* Задание 1
Согласно фрагменту о взгляде писателей на народ, во сколько раз больше, чем он, сказали предшествовавшие ему замечательные писатели?
* Задание 2
Перечислите всех писателей, названных по фамилии во фрагменте о взгляде писателей на народ.
* Задание 3
Напишите продолжение фрагмента о взгляде писателей на народ, начиная сразу после его последнего предложения.

* Приведённый фрагмент

Да не подумает, впрочем, читатель, что мы хоть сколько-нибудь сравниваем его с Островским, Тургеневым, Писемским и т. д. Предшествовавшие ему замечательные писатели, о которых мы сейчас говорили, сказали во сто раз более, чем он, и сказали верно, и в этом их слава. И хоть они все вместе взглянули на народ вовсе не так уж слишком глубоко и обширно (народа так скоро разглядеть нельзя, да и эпоха не доросла еще до широкого и глубокого взгляда), но, по крайней мере, они взглянули первые, взглянули с новых и во многом верных точек зрения, заявили в литературе сознательно новую мысль высших классов общества о народе, а это для нас всего замечательнее. Ведь в этих взглядах наше все: наше развитие, наши надежды, наша история.

* Предоставленные данные
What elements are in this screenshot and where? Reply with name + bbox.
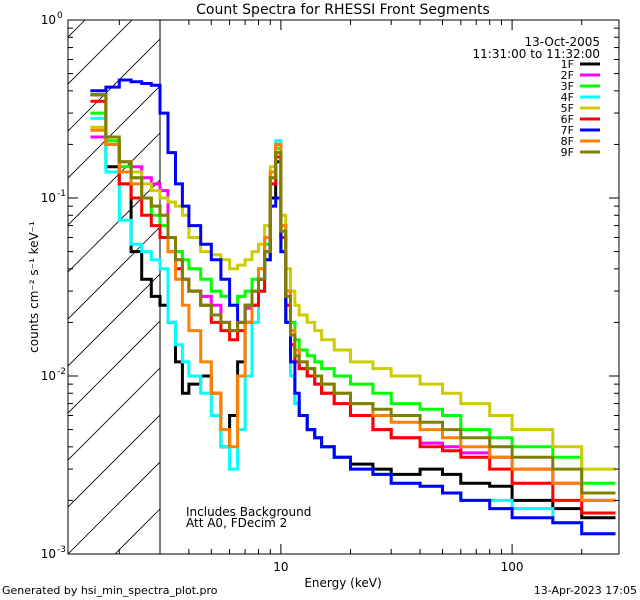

* Итоговый результат 1
Во сто раз более, чем он.

* Итоговый результат 2
Островский, Тургенев, Писемский.

* Итоговый результат 3
Впрочем, некоторые хотят непременно видеть в г-не Успенском основателя какого-то нового взгляда в описаниях народного быта, изобретателя какой-то новой точки зрения, с которой следует смотреть на народ. Говорят: «г-н Успенский подходит к народу просто, без всяких предубеждений и заране составленных взглядов; он разбирает дело прямо, как оно есть, потому что общество к верному взгляду на народ еще не приготовлено и даже, на теперешней степени своего развития, стоит ниже настоящего понятия о народе; а следовательно, и всякий литературный предзаданный взгляд будет ошибочен. Удовольствуемся пока матерьялом и проч., и проч.». Этого хоть и не говорят с такой откровенностью, но мы старались формулировать самую сущность этого взгляда. Ответим: предзаданный, заране составленный взгляд, конечно, ошибочен, хотя и трудно писателю от него отказаться.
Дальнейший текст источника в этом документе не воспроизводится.